## [WRITTEN REQUEST]
Go through the lines below and copy each one that holds the string "Брянской".

## [MATERIAL]
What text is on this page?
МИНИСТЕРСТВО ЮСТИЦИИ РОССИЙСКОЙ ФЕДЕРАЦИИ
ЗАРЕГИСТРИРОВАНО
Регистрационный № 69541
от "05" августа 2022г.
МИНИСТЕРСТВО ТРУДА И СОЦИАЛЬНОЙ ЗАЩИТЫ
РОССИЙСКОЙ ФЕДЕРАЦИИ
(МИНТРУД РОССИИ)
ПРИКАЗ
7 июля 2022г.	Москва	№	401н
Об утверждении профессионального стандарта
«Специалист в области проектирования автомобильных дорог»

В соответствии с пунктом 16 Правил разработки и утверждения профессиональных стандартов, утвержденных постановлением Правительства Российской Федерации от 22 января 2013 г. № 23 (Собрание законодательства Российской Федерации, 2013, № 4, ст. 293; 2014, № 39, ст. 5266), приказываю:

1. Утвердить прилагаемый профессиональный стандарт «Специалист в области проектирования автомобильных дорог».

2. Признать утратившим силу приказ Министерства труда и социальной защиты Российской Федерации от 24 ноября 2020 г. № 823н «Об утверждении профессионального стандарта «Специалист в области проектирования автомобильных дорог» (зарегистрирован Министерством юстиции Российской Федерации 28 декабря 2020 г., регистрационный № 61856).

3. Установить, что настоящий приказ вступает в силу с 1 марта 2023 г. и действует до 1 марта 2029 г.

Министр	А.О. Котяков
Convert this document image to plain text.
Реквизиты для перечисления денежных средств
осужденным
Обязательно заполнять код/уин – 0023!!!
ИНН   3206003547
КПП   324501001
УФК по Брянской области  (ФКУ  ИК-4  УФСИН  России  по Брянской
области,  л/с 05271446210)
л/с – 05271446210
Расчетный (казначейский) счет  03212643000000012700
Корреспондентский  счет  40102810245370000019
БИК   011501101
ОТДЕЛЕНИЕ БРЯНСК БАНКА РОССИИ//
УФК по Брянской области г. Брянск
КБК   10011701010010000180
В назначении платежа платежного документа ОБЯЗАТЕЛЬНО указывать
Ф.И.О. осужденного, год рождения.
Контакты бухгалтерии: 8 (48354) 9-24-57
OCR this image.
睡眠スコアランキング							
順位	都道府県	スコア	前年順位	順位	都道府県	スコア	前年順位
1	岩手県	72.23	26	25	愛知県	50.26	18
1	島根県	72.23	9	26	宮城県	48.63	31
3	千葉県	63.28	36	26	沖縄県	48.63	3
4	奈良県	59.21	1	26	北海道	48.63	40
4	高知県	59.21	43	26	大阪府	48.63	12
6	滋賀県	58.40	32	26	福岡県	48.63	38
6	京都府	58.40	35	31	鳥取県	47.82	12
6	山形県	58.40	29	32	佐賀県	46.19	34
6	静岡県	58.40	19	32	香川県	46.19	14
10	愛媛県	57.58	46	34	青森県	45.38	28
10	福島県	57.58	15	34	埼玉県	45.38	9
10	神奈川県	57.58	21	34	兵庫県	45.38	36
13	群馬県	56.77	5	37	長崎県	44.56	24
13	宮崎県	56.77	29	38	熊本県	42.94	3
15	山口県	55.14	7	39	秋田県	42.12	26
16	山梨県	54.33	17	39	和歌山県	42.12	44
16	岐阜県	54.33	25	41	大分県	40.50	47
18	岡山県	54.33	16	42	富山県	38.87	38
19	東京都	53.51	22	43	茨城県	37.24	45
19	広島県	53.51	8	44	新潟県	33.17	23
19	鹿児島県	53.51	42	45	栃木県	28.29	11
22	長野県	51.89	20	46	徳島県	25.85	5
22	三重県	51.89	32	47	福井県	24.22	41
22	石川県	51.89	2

## [RESPONSE BELOW]
УФК по Брянской области  (ФКУ  ИК-4  УФСИН  России  по Брянской
УФК по Брянской области г. Брянск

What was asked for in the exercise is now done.